───── Provided entries ─────

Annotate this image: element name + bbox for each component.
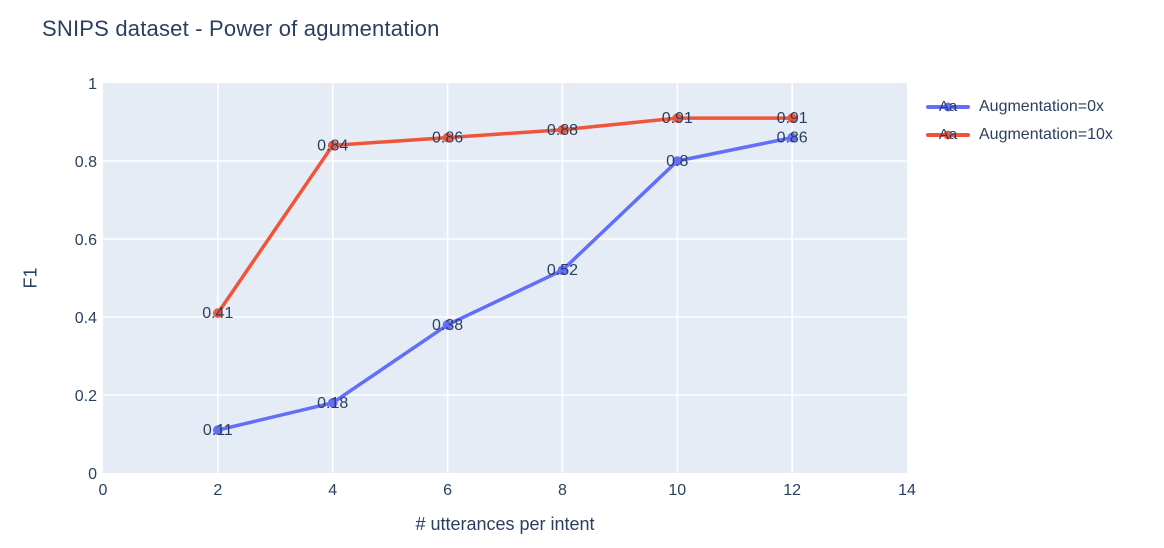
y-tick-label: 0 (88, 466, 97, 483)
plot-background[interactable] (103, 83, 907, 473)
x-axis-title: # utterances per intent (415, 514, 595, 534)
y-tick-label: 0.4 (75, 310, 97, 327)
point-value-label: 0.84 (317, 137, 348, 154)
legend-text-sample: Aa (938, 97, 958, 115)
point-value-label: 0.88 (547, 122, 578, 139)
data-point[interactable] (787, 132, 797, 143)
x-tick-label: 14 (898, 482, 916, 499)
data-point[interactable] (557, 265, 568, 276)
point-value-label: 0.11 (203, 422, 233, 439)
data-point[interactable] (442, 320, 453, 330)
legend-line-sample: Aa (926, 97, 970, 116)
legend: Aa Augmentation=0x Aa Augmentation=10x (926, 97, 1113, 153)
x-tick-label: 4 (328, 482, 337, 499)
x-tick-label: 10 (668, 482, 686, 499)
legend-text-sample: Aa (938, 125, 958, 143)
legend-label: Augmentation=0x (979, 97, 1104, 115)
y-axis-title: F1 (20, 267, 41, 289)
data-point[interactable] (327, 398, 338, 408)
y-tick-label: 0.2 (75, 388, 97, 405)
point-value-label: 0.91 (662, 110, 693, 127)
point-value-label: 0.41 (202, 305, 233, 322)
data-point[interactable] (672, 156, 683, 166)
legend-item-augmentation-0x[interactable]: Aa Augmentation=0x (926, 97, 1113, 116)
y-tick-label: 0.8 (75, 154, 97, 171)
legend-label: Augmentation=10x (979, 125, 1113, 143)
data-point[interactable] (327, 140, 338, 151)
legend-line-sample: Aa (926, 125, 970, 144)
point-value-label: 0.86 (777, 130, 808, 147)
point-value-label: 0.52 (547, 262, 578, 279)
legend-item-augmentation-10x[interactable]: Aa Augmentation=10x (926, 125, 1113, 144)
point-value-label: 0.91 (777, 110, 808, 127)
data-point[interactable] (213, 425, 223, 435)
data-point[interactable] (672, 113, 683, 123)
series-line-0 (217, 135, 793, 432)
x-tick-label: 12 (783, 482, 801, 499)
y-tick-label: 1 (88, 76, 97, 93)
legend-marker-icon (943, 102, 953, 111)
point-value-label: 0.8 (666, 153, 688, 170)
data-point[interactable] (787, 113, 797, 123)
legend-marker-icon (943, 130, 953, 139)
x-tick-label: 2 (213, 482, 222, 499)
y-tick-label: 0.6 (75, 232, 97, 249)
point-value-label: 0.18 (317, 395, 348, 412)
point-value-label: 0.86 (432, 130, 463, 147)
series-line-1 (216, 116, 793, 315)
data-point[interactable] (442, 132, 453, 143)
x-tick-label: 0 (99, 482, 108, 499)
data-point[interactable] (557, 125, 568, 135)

─────

Task goal:
Rewrite the items above as one numbered list with no blank lines in between, and leave out the pictures.

Exercise result:
1. Annotate this image: element name + bbox for each component.
2. y-tick-label: 0 (88, 466, 97, 483)
3. plot-background[interactable] (103, 83, 907, 473)
4. x-axis-title: # utterances per intent (415, 514, 595, 534)
5. y-tick-label: 0.4 (75, 310, 97, 327)
6. point-value-label: 0.84 (317, 137, 348, 154)
7. legend-text-sample: Aa (938, 97, 958, 115)
8. point-value-label: 0.88 (547, 122, 578, 139)
9. data-point[interactable] (787, 132, 797, 143)
10. x-tick-label: 14 (898, 482, 916, 499)
11. data-point[interactable] (557, 265, 568, 276)
12. point-value-label: 0.11 (203, 422, 233, 439)
13. data-point[interactable] (442, 320, 453, 330)
14. legend-line-sample: Aa (926, 97, 970, 116)
15. legend: Aa Augmentation=0x Aa Augmentation=10x (926, 97, 1113, 153)
16. x-tick-label: 4 (328, 482, 337, 499)
17. x-tick-label: 10 (668, 482, 686, 499)
18. legend-text-sample: Aa (938, 125, 958, 143)
19. legend-label: Augmentation=0x (979, 97, 1104, 115)
20. y-axis-title: F1 (20, 267, 41, 289)
21. data-point[interactable] (327, 398, 338, 408)
22. y-tick-label: 0.2 (75, 388, 97, 405)
23. point-value-label: 0.91 (662, 110, 693, 127)
24. point-value-label: 0.41 (202, 305, 233, 322)
25. data-point[interactable] (672, 156, 683, 166)
26. legend-item-augmentation-0x[interactable]: Aa Augmentation=0x (926, 97, 1113, 116)
27. y-tick-label: 0.8 (75, 154, 97, 171)
28. legend-label: Augmentation=10x (979, 125, 1113, 143)
29. data-point[interactable] (327, 140, 338, 151)
30. legend-line-sample: Aa (926, 125, 970, 144)
31. point-value-label: 0.86 (777, 130, 808, 147)
32. point-value-label: 0.52 (547, 262, 578, 279)
33. legend-item-augmentation-10x[interactable]: Aa Augmentation=10x (926, 125, 1113, 144)
34. point-value-label: 0.91 (777, 110, 808, 127)
35. data-point[interactable] (213, 425, 223, 435)
36. data-point[interactable] (672, 113, 683, 123)
37. series-line-0 (217, 135, 793, 432)
38. x-tick-label: 12 (783, 482, 801, 499)
39. y-tick-label: 1 (88, 76, 97, 93)
40. legend-marker-icon (943, 102, 953, 111)
41. point-value-label: 0.8 (666, 153, 688, 170)
42. data-point[interactable] (787, 113, 797, 123)
43. legend-marker-icon (943, 130, 953, 139)
44. x-tick-label: 2 (213, 482, 222, 499)
45. y-tick-label: 0.6 (75, 232, 97, 249)
46. point-value-label: 0.18 (317, 395, 348, 412)
47. point-value-label: 0.86 (432, 130, 463, 147)
48. series-line-1 (216, 116, 793, 315)
49. data-point[interactable] (442, 132, 453, 143)
50. x-tick-label: 0 (99, 482, 108, 499)
51. data-point[interactable] (557, 125, 568, 135)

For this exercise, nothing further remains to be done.